Exercise >> In the material below, find all lines with the string "title" and copy them.

[Raw records]
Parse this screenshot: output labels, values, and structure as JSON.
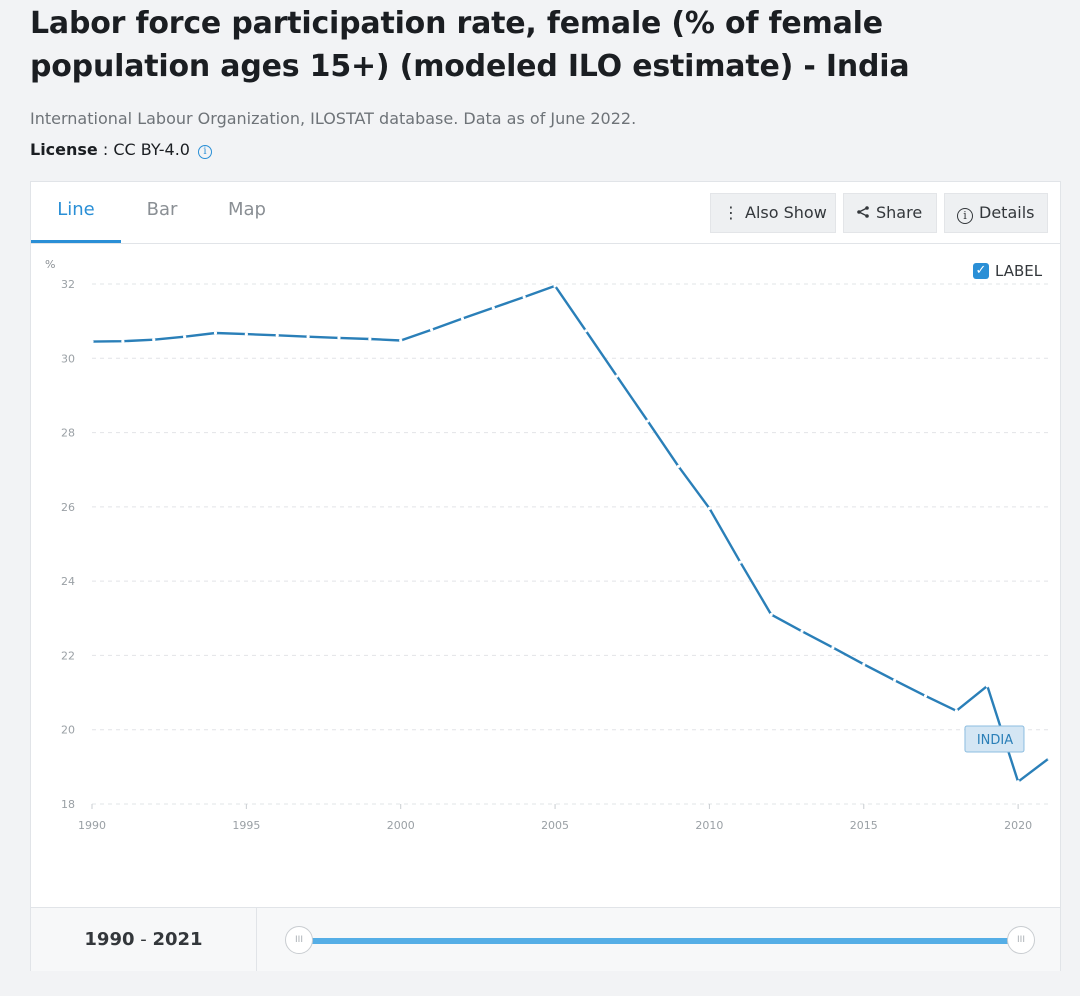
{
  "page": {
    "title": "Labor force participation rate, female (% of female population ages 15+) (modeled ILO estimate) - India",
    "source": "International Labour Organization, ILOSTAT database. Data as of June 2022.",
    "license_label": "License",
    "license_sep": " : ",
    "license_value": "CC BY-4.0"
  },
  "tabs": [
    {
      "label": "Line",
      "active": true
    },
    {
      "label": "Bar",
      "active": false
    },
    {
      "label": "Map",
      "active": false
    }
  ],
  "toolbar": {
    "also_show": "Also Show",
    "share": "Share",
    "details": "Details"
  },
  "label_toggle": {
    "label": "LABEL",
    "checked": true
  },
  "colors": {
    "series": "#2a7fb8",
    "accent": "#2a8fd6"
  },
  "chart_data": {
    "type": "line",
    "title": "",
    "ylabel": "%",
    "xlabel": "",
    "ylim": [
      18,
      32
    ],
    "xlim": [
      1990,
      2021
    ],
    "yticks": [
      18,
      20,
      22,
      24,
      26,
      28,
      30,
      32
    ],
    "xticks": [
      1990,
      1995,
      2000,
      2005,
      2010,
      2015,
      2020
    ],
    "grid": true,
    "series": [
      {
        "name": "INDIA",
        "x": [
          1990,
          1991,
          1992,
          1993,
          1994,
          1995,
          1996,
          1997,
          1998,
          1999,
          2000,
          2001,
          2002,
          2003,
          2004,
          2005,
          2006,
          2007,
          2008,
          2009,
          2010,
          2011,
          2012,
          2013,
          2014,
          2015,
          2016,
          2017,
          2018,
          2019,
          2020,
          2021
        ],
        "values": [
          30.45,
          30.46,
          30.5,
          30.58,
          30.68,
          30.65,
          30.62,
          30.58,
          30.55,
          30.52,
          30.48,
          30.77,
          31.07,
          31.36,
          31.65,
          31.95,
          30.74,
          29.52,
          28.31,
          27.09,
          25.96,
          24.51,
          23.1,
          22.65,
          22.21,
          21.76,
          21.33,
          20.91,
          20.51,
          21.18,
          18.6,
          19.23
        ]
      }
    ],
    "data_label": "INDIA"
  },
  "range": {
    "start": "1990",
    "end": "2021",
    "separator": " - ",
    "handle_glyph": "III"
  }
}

...

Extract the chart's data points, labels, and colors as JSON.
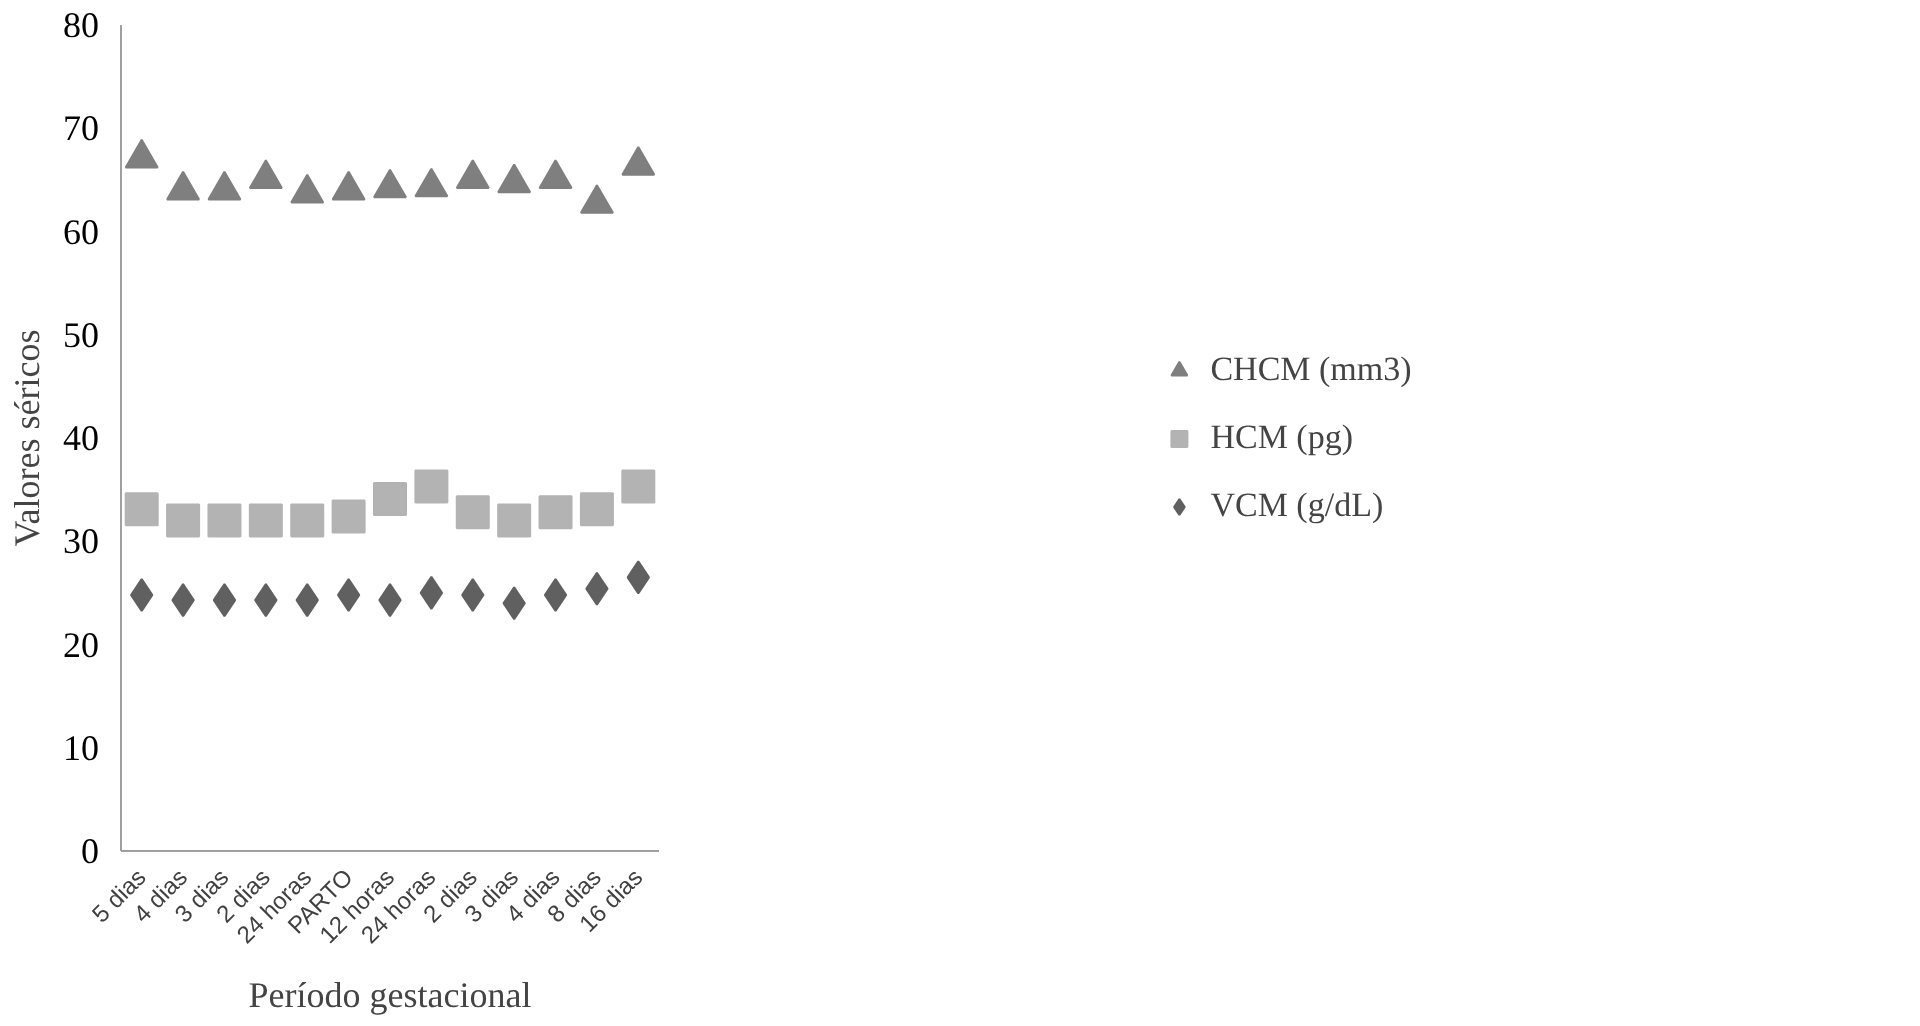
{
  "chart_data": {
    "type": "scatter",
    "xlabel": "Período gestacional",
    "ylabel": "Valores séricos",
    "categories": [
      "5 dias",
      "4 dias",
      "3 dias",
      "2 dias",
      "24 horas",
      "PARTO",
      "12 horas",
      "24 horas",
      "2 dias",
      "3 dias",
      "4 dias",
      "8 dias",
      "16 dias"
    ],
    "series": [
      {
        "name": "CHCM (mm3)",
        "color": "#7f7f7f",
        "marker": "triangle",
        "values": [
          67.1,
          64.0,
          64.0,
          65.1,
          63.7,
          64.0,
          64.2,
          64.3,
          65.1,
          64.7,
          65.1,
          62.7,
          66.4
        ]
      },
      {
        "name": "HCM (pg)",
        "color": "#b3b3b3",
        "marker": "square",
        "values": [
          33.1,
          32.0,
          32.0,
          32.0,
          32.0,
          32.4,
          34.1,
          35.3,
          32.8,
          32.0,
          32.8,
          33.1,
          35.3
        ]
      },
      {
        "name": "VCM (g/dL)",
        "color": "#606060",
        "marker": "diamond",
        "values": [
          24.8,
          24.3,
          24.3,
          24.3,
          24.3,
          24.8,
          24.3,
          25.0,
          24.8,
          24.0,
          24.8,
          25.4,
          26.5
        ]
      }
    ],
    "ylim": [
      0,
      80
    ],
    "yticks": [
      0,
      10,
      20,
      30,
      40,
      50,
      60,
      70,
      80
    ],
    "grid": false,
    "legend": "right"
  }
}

In response >>
    "title": "Labor force participation rate, female (% of female population ages 15+) (modeled ILO estimate) - India",
    "title": "",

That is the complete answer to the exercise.